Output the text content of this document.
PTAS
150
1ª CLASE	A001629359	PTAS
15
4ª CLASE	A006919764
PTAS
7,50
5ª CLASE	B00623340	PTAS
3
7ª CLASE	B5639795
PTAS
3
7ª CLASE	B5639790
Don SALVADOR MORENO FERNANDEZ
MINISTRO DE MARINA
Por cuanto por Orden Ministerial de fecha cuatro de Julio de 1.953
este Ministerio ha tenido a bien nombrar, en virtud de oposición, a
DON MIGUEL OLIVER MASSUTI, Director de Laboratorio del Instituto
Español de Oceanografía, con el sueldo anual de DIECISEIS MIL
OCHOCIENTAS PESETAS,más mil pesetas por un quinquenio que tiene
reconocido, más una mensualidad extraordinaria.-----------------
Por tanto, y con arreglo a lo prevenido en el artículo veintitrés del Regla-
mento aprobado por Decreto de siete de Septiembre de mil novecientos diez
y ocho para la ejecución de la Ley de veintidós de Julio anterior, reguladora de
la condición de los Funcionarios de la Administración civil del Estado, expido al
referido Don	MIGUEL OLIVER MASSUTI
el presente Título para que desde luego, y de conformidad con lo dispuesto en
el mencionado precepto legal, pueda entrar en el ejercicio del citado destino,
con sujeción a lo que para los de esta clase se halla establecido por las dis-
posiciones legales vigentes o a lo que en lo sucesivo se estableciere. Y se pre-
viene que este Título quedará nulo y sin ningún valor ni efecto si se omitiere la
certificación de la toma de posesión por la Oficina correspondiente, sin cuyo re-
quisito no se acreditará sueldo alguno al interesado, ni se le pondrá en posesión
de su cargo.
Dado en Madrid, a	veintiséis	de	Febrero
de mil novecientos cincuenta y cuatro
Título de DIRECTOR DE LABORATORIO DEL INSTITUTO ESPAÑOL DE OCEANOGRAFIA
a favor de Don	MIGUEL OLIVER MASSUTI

#####

◆ **Aim**:
From the listing above, extract all records word for word.

◆ **Final result**:
Output the text content of this document.
PTAS
150
1ª CLASE	A001629359	PTAS
15
4ª CLASE	A006919764
PTAS
7,50
5ª CLASE	B00623340	PTAS
3
7ª CLASE	B5639795
PTAS
3
7ª CLASE	B5639790
Don SALVADOR MORENO FERNANDEZ
MINISTRO DE MARINA
Por cuanto por Orden Ministerial de fecha cuatro de Julio de 1.953
este Ministerio ha tenido a bien nombrar, en virtud de oposición, a
DON MIGUEL OLIVER MASSUTI, Director de Laboratorio del Instituto
Español de Oceanografía, con el sueldo anual de DIECISEIS MIL
OCHOCIENTAS PESETAS,más mil pesetas por un quinquenio que tiene
reconocido, más una mensualidad extraordinaria.-----------------
Por tanto, y con arreglo a lo prevenido en el artículo veintitrés del Regla-
mento aprobado por Decreto de siete de Septiembre de mil novecientos diez
y ocho para la ejecución de la Ley de veintidós de Julio anterior, reguladora de
la condición de los Funcionarios de la Administración civil del Estado, expido al
referido Don	MIGUEL OLIVER MASSUTI
el presente Título para que desde luego, y de conformidad con lo dispuesto en
el mencionado precepto legal, pueda entrar en el ejercicio del citado destino,
con sujeción a lo que para los de esta clase se halla establecido por las dis-
posiciones legales vigentes o a lo que en lo sucesivo se estableciere. Y se pre-
viene que este Título quedará nulo y sin ningún valor ni efecto si se omitiere la
certificación de la toma de posesión por la Oficina correspondiente, sin cuyo re-
quisito no se acreditará sueldo alguno al interesado, ni se le pondrá en posesión
de su cargo.
Dado en Madrid, a	veintiséis	de	Febrero
de mil novecientos cincuenta y cuatro
Título de DIRECTOR DE LABORATORIO DEL INSTITUTO ESPAÑOL DE OCEANOGRAFIA
a favor de Don	MIGUEL OLIVER MASSUTI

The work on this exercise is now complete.